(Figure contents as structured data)
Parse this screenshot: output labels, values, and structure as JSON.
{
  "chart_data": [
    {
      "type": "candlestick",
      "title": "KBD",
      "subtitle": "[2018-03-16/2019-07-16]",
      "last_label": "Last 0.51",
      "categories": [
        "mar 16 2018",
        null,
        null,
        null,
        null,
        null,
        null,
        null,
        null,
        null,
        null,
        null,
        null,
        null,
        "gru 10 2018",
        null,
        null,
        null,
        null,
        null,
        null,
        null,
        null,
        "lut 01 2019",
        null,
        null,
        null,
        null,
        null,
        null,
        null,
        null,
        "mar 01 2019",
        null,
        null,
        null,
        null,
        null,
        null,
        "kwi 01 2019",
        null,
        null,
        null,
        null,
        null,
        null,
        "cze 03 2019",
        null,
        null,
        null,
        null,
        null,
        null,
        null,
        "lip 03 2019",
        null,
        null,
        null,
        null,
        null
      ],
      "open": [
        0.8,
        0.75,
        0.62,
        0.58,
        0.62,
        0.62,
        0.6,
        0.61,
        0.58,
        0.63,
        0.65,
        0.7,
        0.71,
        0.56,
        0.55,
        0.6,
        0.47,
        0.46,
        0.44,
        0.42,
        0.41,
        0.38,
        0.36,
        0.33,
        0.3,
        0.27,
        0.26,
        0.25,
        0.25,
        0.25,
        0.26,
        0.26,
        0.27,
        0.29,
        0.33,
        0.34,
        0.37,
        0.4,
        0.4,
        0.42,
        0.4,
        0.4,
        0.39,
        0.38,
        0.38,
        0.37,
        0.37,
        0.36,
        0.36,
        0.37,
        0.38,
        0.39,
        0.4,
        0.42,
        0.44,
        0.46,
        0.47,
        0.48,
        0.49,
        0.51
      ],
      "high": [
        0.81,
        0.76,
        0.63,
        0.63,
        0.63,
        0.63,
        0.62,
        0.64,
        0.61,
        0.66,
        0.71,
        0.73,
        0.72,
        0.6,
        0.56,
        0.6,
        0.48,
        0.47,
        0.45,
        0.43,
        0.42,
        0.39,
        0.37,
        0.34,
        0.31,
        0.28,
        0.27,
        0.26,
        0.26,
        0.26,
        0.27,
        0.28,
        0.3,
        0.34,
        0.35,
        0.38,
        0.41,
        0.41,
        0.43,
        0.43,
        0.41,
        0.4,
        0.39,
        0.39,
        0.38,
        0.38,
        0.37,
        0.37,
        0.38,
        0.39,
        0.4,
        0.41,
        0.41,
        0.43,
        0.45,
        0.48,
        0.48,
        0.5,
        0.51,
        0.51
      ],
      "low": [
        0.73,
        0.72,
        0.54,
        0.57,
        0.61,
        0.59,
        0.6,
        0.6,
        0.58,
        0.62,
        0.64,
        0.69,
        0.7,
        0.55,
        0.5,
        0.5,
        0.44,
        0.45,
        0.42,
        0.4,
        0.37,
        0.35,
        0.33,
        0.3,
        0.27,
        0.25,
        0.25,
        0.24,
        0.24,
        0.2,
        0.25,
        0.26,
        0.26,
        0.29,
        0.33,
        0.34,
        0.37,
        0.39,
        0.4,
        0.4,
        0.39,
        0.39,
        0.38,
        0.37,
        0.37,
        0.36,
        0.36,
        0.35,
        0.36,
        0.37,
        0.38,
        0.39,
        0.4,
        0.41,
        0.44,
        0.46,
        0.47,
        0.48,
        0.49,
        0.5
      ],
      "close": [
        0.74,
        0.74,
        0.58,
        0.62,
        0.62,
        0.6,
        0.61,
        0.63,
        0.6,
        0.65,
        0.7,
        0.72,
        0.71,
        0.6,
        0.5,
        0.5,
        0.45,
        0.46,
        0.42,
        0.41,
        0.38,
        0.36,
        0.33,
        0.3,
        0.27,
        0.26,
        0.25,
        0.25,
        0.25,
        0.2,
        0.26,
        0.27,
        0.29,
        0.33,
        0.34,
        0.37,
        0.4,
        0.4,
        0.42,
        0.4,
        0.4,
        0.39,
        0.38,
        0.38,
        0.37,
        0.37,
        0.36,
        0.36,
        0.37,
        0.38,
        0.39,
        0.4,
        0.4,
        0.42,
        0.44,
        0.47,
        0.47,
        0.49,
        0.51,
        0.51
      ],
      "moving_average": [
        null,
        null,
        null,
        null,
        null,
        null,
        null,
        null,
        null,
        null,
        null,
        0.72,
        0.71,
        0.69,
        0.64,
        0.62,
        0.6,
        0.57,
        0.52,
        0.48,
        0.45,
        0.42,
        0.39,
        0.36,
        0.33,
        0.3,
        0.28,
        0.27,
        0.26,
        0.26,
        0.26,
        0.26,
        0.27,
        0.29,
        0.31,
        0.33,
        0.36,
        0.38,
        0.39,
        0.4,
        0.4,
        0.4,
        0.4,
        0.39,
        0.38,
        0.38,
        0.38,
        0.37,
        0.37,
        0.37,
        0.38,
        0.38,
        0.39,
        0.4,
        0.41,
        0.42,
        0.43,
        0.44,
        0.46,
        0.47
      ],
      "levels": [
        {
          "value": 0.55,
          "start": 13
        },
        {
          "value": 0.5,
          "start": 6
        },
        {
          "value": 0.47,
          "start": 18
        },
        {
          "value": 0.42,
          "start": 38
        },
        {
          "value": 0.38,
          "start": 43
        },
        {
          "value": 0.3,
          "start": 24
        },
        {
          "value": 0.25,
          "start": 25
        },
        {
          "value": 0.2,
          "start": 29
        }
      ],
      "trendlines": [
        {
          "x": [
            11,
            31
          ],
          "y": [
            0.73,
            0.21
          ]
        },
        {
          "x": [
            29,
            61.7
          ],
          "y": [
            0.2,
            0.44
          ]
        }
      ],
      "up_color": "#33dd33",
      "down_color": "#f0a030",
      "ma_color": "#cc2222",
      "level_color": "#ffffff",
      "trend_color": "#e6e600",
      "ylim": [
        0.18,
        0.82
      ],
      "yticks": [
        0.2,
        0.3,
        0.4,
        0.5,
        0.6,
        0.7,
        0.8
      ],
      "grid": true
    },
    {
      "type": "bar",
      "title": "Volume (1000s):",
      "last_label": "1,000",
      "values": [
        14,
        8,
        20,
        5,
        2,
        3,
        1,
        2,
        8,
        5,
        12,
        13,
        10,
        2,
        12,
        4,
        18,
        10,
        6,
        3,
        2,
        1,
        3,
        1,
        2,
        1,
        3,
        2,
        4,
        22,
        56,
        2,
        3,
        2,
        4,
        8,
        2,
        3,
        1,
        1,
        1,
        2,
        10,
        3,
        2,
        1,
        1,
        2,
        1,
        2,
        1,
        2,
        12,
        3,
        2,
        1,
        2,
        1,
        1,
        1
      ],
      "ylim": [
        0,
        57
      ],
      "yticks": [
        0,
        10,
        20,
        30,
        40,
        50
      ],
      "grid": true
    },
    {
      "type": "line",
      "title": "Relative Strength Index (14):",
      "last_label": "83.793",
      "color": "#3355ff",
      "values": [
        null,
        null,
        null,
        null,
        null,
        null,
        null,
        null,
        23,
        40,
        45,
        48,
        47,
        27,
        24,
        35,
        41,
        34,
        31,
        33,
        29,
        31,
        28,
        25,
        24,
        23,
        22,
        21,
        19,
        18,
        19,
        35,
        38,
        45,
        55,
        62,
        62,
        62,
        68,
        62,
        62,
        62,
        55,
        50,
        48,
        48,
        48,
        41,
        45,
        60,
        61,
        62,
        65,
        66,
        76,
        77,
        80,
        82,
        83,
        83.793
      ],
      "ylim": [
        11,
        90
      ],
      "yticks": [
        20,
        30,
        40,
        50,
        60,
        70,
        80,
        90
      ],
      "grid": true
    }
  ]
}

## The problem
Retype the entries one by one, exactly.

## Complete output
Parse this screenshot: output labels, values, and structure as JSON.
{
  "chart_data": [
    {
      "type": "candlestick",
      "title": "KBD",
      "subtitle": "[2018-03-16/2019-07-16]",
      "last_label": "Last 0.51",
      "categories": [
        "mar 16 2018",
        null,
        null,
        null,
        null,
        null,
        null,
        null,
        null,
        null,
        null,
        null,
        null,
        null,
        "gru 10 2018",
        null,
        null,
        null,
        null,
        null,
        null,
        null,
        null,
        "lut 01 2019",
        null,
        null,
        null,
        null,
        null,
        null,
        null,
        null,
        "mar 01 2019",
        null,
        null,
        null,
        null,
        null,
        null,
        "kwi 01 2019",
        null,
        null,
        null,
        null,
        null,
        null,
        "cze 03 2019",
        null,
        null,
        null,
        null,
        null,
        null,
        null,
        "lip 03 2019",
        null,
        null,
        null,
        null,
        null
      ],
      "open": [
        0.8,
        0.75,
        0.62,
        0.58,
        0.62,
        0.62,
        0.6,
        0.61,
        0.58,
        0.63,
        0.65,
        0.7,
        0.71,
        0.56,
        0.55,
        0.6,
        0.47,
        0.46,
        0.44,
        0.42,
        0.41,
        0.38,
        0.36,
        0.33,
        0.3,
        0.27,
        0.26,
        0.25,
        0.25,
        0.25,
        0.26,
        0.26,
        0.27,
        0.29,
        0.33,
        0.34,
        0.37,
        0.4,
        0.4,
        0.42,
        0.4,
        0.4,
        0.39,
        0.38,
        0.38,
        0.37,
        0.37,
        0.36,
        0.36,
        0.37,
        0.38,
        0.39,
        0.4,
        0.42,
        0.44,
        0.46,
        0.47,
        0.48,
        0.49,
        0.51
      ],
      "high": [
        0.81,
        0.76,
        0.63,
        0.63,
        0.63,
        0.63,
        0.62,
        0.64,
        0.61,
        0.66,
        0.71,
        0.73,
        0.72,
        0.6,
        0.56,
        0.6,
        0.48,
        0.47,
        0.45,
        0.43,
        0.42,
        0.39,
        0.37,
        0.34,
        0.31,
        0.28,
        0.27,
        0.26,
        0.26,
        0.26,
        0.27,
        0.28,
        0.3,
        0.34,
        0.35,
        0.38,
        0.41,
        0.41,
        0.43,
        0.43,
        0.41,
        0.4,
        0.39,
        0.39,
        0.38,
        0.38,
        0.37,
        0.37,
        0.38,
        0.39,
        0.4,
        0.41,
        0.41,
        0.43,
        0.45,
        0.48,
        0.48,
        0.5,
        0.51,
        0.51
      ],
      "low": [
        0.73,
        0.72,
        0.54,
        0.57,
        0.61,
        0.59,
        0.6,
        0.6,
        0.58,
        0.62,
        0.64,
        0.69,
        0.7,
        0.55,
        0.5,
        0.5,
        0.44,
        0.45,
        0.42,
        0.4,
        0.37,
        0.35,
        0.33,
        0.3,
        0.27,
        0.25,
        0.25,
        0.24,
        0.24,
        0.2,
        0.25,
        0.26,
        0.26,
        0.29,
        0.33,
        0.34,
        0.37,
        0.39,
        0.4,
        0.4,
        0.39,
        0.39,
        0.38,
        0.37,
        0.37,
        0.36,
        0.36,
        0.35,
        0.36,
        0.37,
        0.38,
        0.39,
        0.4,
        0.41,
        0.44,
        0.46,
        0.47,
        0.48,
        0.49,
        0.5
      ],
      "close": [
        0.74,
        0.74,
        0.58,
        0.62,
        0.62,
        0.6,
        0.61,
        0.63,
        0.6,
        0.65,
        0.7,
        0.72,
        0.71,
        0.6,
        0.5,
        0.5,
        0.45,
        0.46,
        0.42,
        0.41,
        0.38,
        0.36,
        0.33,
        0.3,
        0.27,
        0.26,
        0.25,
        0.25,
        0.25,
        0.2,
        0.26,
        0.27,
        0.29,
        0.33,
        0.34,
        0.37,
        0.4,
        0.4,
        0.42,
        0.4,
        0.4,
        0.39,
        0.38,
        0.38,
        0.37,
        0.37,
        0.36,
        0.36,
        0.37,
        0.38,
        0.39,
        0.4,
        0.4,
        0.42,
        0.44,
        0.47,
        0.47,
        0.49,
        0.51,
        0.51
      ],
      "moving_average": [
        null,
        null,
        null,
        null,
        null,
        null,
        null,
        null,
        null,
        null,
        null,
        0.72,
        0.71,
        0.69,
        0.64,
        0.62,
        0.6,
        0.57,
        0.52,
        0.48,
        0.45,
        0.42,
        0.39,
        0.36,
        0.33,
        0.3,
        0.28,
        0.27,
        0.26,
        0.26,
        0.26,
        0.26,
        0.27,
        0.29,
        0.31,
        0.33,
        0.36,
        0.38,
        0.39,
        0.4,
        0.4,
        0.4,
        0.4,
        0.39,
        0.38,
        0.38,
        0.38,
        0.37,
        0.37,
        0.37,
        0.38,
        0.38,
        0.39,
        0.4,
        0.41,
        0.42,
        0.43,
        0.44,
        0.46,
        0.47
      ],
      "levels": [
        {
          "value": 0.55,
          "start": 13
        },
        {
          "value": 0.5,
          "start": 6
        },
        {
          "value": 0.47,
          "start": 18
        },
        {
          "value": 0.42,
          "start": 38
        },
        {
          "value": 0.38,
          "start": 43
        },
        {
          "value": 0.3,
          "start": 24
        },
        {
          "value": 0.25,
          "start": 25
        },
        {
          "value": 0.2,
          "start": 29
        }
      ],
      "trendlines": [
        {
          "x": [
            11,
            31
          ],
          "y": [
            0.73,
            0.21
          ]
        },
        {
          "x": [
            29,
            61.7
          ],
          "y": [
            0.2,
            0.44
          ]
        }
      ],
      "up_color": "#33dd33",
      "down_color": "#f0a030",
      "ma_color": "#cc2222",
      "level_color": "#ffffff",
      "trend_color": "#e6e600",
      "ylim": [
        0.18,
        0.82
      ],
      "yticks": [
        0.2,
        0.3,
        0.4,
        0.5,
        0.6,
        0.7,
        0.8
      ],
      "grid": true
    },
    {
      "type": "bar",
      "title": "Volume (1000s):",
      "last_label": "1,000",
      "values": [
        14,
        8,
        20,
        5,
        2,
        3,
        1,
        2,
        8,
        5,
        12,
        13,
        10,
        2,
        12,
        4,
        18,
        10,
        6,
        3,
        2,
        1,
        3,
        1,
        2,
        1,
        3,
        2,
        4,
        22,
        56,
        2,
        3,
        2,
        4,
        8,
        2,
        3,
        1,
        1,
        1,
        2,
        10,
        3,
        2,
        1,
        1,
        2,
        1,
        2,
        1,
        2,
        12,
        3,
        2,
        1,
        2,
        1,
        1,
        1
      ],
      "ylim": [
        0,
        57
      ],
      "yticks": [
        0,
        10,
        20,
        30,
        40,
        50
      ],
      "grid": true
    },
    {
      "type": "line",
      "title": "Relative Strength Index (14):",
      "last_label": "83.793",
      "color": "#3355ff",
      "values": [
        null,
        null,
        null,
        null,
        null,
        null,
        null,
        null,
        23,
        40,
        45,
        48,
        47,
        27,
        24,
        35,
        41,
        34,
        31,
        33,
        29,
        31,
        28,
        25,
        24,
        23,
        22,
        21,
        19,
        18,
        19,
        35,
        38,
        45,
        55,
        62,
        62,
        62,
        68,
        62,
        62,
        62,
        55,
        50,
        48,
        48,
        48,
        41,
        45,
        60,
        61,
        62,
        65,
        66,
        76,
        77,
        80,
        82,
        83,
        83.793
      ],
      "ylim": [
        11,
        90
      ],
      "yticks": [
        20,
        30,
        40,
        50,
        60,
        70,
        80,
        90
      ],
      "grid": true
    }
  ]
}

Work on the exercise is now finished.